**What you are asked to do**
Report how many lines contain the word "JSON"; answer with the number only.

* Begin Supplied material *

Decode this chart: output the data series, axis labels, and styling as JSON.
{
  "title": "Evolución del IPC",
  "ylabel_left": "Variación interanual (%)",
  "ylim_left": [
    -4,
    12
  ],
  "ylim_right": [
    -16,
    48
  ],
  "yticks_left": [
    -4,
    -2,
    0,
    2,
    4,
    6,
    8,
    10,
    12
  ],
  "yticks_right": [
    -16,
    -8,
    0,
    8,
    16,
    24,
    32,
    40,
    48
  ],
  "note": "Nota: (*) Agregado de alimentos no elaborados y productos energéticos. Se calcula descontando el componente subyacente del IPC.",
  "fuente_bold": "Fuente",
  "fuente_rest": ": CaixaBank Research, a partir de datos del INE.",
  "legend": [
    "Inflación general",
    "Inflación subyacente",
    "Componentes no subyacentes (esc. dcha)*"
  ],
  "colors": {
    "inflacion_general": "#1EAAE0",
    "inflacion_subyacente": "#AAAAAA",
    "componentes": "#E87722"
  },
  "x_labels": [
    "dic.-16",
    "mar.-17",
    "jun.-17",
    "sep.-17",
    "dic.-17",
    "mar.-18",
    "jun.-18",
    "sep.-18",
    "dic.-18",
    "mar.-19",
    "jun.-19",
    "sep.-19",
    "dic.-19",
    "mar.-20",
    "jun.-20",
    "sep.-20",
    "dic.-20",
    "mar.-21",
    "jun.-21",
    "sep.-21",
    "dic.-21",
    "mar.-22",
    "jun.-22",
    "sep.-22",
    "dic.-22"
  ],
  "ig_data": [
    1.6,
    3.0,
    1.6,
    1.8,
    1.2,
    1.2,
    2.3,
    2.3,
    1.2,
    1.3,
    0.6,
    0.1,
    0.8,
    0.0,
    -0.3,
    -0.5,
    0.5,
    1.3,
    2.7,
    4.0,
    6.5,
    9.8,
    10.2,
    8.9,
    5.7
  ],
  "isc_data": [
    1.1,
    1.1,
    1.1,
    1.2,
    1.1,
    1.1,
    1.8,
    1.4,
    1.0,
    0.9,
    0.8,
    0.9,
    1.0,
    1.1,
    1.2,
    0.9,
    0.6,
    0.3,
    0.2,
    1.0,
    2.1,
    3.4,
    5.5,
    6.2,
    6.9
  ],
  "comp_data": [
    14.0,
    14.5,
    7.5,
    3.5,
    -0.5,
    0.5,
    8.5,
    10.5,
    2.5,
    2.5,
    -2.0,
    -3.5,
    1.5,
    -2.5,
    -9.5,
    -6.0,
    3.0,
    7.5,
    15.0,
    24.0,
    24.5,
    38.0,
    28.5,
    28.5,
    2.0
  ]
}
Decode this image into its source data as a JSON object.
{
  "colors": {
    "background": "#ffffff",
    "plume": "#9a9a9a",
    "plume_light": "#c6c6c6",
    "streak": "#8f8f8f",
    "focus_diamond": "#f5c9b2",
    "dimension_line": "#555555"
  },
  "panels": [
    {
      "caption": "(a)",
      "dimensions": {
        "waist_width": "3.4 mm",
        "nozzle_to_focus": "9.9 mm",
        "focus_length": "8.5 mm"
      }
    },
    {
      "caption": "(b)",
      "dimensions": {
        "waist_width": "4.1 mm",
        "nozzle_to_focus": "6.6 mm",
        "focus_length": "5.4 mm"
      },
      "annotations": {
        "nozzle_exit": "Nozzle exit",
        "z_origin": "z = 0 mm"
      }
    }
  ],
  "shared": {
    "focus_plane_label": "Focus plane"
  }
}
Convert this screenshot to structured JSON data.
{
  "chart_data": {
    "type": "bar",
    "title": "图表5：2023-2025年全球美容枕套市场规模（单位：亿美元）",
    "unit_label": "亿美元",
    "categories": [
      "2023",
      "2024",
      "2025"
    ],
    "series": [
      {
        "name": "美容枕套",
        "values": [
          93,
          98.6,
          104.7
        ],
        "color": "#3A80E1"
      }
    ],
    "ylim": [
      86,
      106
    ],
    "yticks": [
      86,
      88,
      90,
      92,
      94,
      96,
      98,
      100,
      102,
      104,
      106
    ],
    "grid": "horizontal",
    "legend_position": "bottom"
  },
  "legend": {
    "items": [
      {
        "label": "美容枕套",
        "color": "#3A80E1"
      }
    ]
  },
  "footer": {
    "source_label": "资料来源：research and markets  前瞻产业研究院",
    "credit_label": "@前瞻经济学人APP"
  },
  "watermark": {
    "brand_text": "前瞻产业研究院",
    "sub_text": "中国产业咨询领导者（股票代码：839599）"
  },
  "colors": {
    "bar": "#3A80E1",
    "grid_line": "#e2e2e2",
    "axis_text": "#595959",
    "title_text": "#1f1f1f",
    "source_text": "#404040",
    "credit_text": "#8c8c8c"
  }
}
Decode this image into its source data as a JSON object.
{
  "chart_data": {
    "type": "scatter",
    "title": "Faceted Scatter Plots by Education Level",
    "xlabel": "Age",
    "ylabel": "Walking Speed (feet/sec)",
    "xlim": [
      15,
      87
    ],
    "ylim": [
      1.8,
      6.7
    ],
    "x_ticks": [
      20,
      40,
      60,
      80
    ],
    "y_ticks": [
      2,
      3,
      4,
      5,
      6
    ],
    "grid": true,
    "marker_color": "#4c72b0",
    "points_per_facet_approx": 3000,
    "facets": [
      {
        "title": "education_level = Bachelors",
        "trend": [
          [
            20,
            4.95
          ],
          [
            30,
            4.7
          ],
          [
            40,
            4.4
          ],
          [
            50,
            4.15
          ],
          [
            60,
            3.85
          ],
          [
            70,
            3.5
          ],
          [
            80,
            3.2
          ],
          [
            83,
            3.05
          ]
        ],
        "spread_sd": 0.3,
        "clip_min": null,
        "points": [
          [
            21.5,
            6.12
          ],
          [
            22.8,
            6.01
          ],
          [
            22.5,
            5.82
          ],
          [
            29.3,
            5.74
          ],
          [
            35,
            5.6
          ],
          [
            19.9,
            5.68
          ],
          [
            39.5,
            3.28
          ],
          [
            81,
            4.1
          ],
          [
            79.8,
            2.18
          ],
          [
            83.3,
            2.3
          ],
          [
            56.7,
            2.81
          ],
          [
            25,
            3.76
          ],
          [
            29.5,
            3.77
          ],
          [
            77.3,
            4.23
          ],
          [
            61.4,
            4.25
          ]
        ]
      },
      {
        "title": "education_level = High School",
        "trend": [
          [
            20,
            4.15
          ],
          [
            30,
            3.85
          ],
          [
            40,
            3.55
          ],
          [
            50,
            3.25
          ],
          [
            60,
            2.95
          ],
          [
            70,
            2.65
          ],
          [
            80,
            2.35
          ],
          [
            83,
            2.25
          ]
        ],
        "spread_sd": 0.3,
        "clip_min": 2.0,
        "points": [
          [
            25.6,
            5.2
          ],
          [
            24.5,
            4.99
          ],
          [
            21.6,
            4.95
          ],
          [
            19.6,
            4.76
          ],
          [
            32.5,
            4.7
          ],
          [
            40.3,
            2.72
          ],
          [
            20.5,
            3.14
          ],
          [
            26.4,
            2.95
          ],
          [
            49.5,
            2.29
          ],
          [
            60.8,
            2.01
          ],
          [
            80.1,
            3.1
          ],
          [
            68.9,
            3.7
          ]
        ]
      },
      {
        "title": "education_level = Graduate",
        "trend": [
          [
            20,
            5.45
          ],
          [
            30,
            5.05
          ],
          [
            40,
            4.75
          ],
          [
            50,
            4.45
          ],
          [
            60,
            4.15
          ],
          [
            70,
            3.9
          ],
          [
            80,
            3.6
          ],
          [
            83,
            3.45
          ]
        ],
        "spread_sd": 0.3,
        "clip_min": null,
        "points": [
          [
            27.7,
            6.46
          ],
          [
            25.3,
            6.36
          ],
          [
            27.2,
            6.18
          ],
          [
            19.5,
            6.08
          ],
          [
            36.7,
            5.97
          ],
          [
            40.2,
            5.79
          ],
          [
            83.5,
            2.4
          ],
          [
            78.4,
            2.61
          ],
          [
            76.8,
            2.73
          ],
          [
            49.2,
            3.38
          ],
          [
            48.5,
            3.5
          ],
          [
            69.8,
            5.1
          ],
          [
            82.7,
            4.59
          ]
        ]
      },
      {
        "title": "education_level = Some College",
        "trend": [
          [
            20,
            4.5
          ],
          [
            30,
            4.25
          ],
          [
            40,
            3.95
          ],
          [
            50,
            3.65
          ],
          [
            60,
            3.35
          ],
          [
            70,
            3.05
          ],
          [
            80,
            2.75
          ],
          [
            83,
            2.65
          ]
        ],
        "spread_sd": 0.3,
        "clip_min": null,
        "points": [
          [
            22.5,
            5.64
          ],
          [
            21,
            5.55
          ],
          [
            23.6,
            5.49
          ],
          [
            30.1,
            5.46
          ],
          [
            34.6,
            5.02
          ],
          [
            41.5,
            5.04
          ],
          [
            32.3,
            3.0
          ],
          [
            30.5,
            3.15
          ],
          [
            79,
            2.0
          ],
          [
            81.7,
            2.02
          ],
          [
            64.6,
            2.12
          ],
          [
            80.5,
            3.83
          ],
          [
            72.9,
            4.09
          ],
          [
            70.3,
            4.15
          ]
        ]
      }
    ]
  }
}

* End Supplied material *

**Task output**
4